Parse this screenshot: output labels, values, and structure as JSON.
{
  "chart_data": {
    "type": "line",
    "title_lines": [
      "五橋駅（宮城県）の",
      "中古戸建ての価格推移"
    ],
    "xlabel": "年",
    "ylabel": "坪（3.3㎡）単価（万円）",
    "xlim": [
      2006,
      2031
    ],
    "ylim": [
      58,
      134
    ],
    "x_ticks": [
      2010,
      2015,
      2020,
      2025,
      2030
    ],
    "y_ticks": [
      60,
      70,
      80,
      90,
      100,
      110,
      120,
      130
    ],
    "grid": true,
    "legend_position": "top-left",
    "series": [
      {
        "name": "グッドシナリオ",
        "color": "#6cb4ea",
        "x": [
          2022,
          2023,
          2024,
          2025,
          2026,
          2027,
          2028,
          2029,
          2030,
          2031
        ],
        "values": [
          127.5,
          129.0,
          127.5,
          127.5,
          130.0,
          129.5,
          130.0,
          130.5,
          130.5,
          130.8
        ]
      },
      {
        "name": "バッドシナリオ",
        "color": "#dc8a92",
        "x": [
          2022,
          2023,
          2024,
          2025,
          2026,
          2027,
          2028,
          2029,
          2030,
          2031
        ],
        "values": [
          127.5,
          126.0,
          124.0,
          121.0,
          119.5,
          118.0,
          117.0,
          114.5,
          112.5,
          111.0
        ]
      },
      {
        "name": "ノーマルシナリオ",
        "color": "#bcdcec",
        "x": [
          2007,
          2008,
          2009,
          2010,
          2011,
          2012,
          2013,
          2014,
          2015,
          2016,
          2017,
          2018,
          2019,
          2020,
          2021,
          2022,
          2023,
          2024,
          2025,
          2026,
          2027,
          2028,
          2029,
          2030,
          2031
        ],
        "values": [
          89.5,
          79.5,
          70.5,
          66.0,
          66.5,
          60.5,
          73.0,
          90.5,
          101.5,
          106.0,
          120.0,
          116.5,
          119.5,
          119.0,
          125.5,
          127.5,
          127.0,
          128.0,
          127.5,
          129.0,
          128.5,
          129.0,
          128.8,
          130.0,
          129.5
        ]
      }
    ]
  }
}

→ THE PROBLEM
Restate the data above word for word.

→ EXERCISE OUTPUT
Parse this screenshot: output labels, values, and structure as JSON.
{
  "chart_data": {
    "type": "line",
    "title_lines": [
      "五橋駅（宮城県）の",
      "中古戸建ての価格推移"
    ],
    "xlabel": "年",
    "ylabel": "坪（3.3㎡）単価（万円）",
    "xlim": [
      2006,
      2031
    ],
    "ylim": [
      58,
      134
    ],
    "x_ticks": [
      2010,
      2015,
      2020,
      2025,
      2030
    ],
    "y_ticks": [
      60,
      70,
      80,
      90,
      100,
      110,
      120,
      130
    ],
    "grid": true,
    "legend_position": "top-left",
    "series": [
      {
        "name": "グッドシナリオ",
        "color": "#6cb4ea",
        "x": [
          2022,
          2023,
          2024,
          2025,
          2026,
          2027,
          2028,
          2029,
          2030,
          2031
        ],
        "values": [
          127.5,
          129.0,
          127.5,
          127.5,
          130.0,
          129.5,
          130.0,
          130.5,
          130.5,
          130.8
        ]
      },
      {
        "name": "バッドシナリオ",
        "color": "#dc8a92",
        "x": [
          2022,
          2023,
          2024,
          2025,
          2026,
          2027,
          2028,
          2029,
          2030,
          2031
        ],
        "values": [
          127.5,
          126.0,
          124.0,
          121.0,
          119.5,
          118.0,
          117.0,
          114.5,
          112.5,
          111.0
        ]
      },
      {
        "name": "ノーマルシナリオ",
        "color": "#bcdcec",
        "x": [
          2007,
          2008,
          2009,
          2010,
          2011,
          2012,
          2013,
          2014,
          2015,
          2016,
          2017,
          2018,
          2019,
          2020,
          2021,
          2022,
          2023,
          2024,
          2025,
          2026,
          2027,
          2028,
          2029,
          2030,
          2031
        ],
        "values": [
          89.5,
          79.5,
          70.5,
          66.0,
          66.5,
          60.5,
          73.0,
          90.5,
          101.5,
          106.0,
          120.0,
          116.5,
          119.5,
          119.0,
          125.5,
          127.5,
          127.0,
          128.0,
          127.5,
          129.0,
          128.5,
          129.0,
          128.8,
          130.0,
          129.5
        ]
      }
    ]
  }
}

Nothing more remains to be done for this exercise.